*Source document:*
####
The main rationale for regional economic cooperation is agued to lie in the joint utilization of natural resources, human resources, and industrial bases in NEA. This pooled use of various resources provide an opportunity to reap the benefits of scale economies and an enlarged market. Economic growth in various parts and countries in NEA also renders a synergy effect for the region as a whole. Furthermore, deeper economic interdependence within the region is expected to promote regional prosperity and stability. Therefore, the essence of regional cooperation boils down to the mode of cooperation in the region. A multilateral economic cooperation mechanism is suggested in this paper to supplement the currently predominant pattern of bilateral cooperation in NEA. The economic cooperation committee in operation now with respect to the development of Tumenjiang area provides an easy channel to expand this into a more substantial body to discuss various concerns of economic development in the region.
####
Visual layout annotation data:
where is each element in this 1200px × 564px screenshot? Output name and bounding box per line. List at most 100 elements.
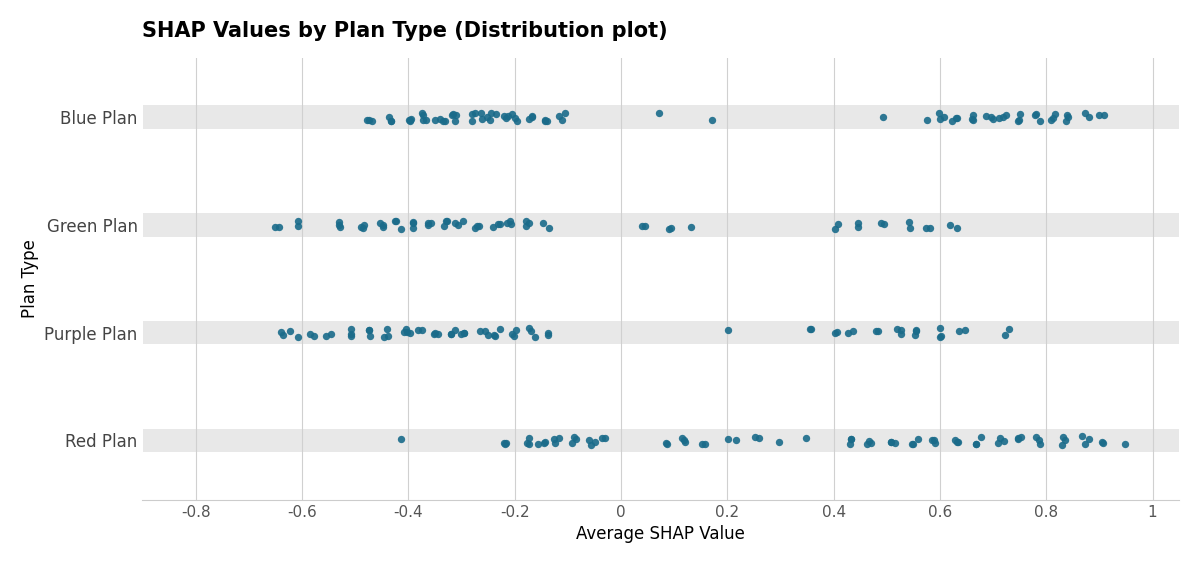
Point [902, 439, 922, 448]
Point [403, 223, 422, 232]
Point [841, 435, 860, 444]
Point [396, 324, 415, 333]
Point [300, 330, 319, 339]
Point [539, 331, 558, 340]
Point [848, 219, 868, 228]
Point [916, 224, 935, 233]
Point [480, 115, 499, 124]
Point [1045, 110, 1064, 119]
Point [994, 437, 1013, 446]
Point [491, 324, 510, 333]
Point [529, 440, 548, 449]
Point [989, 439, 1008, 448]
Point [905, 330, 924, 339]
Point [545, 434, 564, 443]
Point [400, 116, 419, 125]
Point [874, 219, 893, 228]
Point [892, 329, 911, 338]
Point [1009, 434, 1028, 443]
Point [403, 218, 422, 227]
Point [472, 108, 491, 117]
Point [360, 332, 379, 341]
Point [352, 223, 371, 232]
Point [930, 108, 949, 117]
Point [1052, 440, 1072, 449]
Point [964, 111, 983, 120]
Point [1115, 439, 1134, 448]
Point [1058, 113, 1078, 122]
Point [1093, 437, 1112, 446]
Point [395, 328, 414, 337]
Point [265, 223, 284, 232]
Point [500, 219, 520, 228]
Point [941, 221, 960, 230]
Point [436, 117, 455, 126]
Point [485, 331, 504, 340]
Point [1000, 325, 1019, 334]
Point [727, 435, 746, 444]
Point [382, 116, 401, 125]
Point [887, 324, 906, 333]
Point [481, 108, 500, 117]
Point [1009, 433, 1028, 442]
Point [430, 115, 449, 124]
Point [866, 326, 886, 335]
Y-axis label: Plan Type: Plan Type [20, 239, 38, 318]
Point [520, 439, 539, 448]
Point [455, 329, 474, 338]
Point [947, 113, 966, 122]
Point [391, 434, 410, 443]
Point [862, 439, 881, 448]
Text: SHAP Values by Plan Type (Distribution plot): SHAP Values by Plan Type (Distribution p… [143, 21, 668, 41]
Point [840, 439, 859, 448]
Point [539, 328, 558, 337]
Point [360, 115, 379, 124]
Point [496, 440, 515, 449]
Point [672, 433, 691, 442]
Point [281, 327, 300, 336]
Point [437, 217, 456, 226]
Point [403, 218, 422, 227]
Point [425, 329, 444, 338]
Point [1055, 435, 1074, 444]
Point [449, 221, 468, 230]
Point [802, 324, 821, 333]
Point [440, 329, 460, 338]
Point [516, 222, 535, 231]
Point [581, 440, 600, 449]
Point [451, 329, 470, 338]
Point [520, 324, 539, 333]
Point [917, 115, 936, 124]
Point [479, 331, 498, 340]
Point [505, 113, 524, 122]
Point [882, 438, 901, 447]
Point [401, 329, 420, 338]
Point [534, 438, 553, 447]
Point [534, 218, 553, 227]
Point [413, 116, 432, 125]
Point [564, 433, 583, 442]
Point [382, 116, 401, 125]
Point [886, 438, 905, 447]
Point [769, 437, 788, 446]
Point [649, 108, 668, 117]
Point [274, 330, 293, 339]
Point [342, 324, 361, 333]
Point [462, 117, 481, 126]
Point [658, 439, 677, 448]
Point [946, 436, 965, 445]
Point [353, 223, 372, 232]
Point [386, 216, 406, 225]
Bar [143, 105, 1180, 129]
Point [391, 224, 410, 233]
Point [595, 433, 614, 442]
Point [535, 438, 554, 447]
Bar [143, 321, 1180, 345]
Point [517, 439, 536, 448]
Point [488, 220, 508, 229]
Point [745, 432, 764, 441]
Point [522, 111, 541, 120]
Point [692, 439, 712, 448]
Point [962, 114, 982, 124]
Point [948, 437, 967, 446]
####
*Short task 1:*
In the passage on economic cooperation in NEA, which existing body is described as an easy channel for expansion into a more substantial multilateral forum?
*Short task 2:*
Please extend the passage on economic cooperation in NEA, starting right after its final sentence.

*Written answer 1:*
The economic cooperation committee now operating for the development of the Tumenjiang area.

*Written answer 2:*
As has been repeatedly pointed out, system incompatibility, lack of infrastructure, and lack of investment capital constitute three major obstacles to economic cooperation in NEA. With regard to political will, which is essential for initiating the process of economic cooperation, all the countries in the region except for North Korea seem to be committed to cooperation although their motives may not be the same. The issue is rather how to share benefits (as indicated in the case of Tumenjiang development project). If participating countries can obtain more benefits by cooperation and they are persuaded so, cooperation is a better option than non-cooperation. In addition, security issues in the region complicate the matrix of cooperation and non-cooperation and their payoffs. The analysis provided in this paper, in particular, with respect to trade and investment clearly indicates all the countries’ interests converge toward economic gains unless their sensitive security concerns are touched. This is a hopeful sign that the region will gradually move toward deeper economic interdependency unless there arises political and military conflicts within the region.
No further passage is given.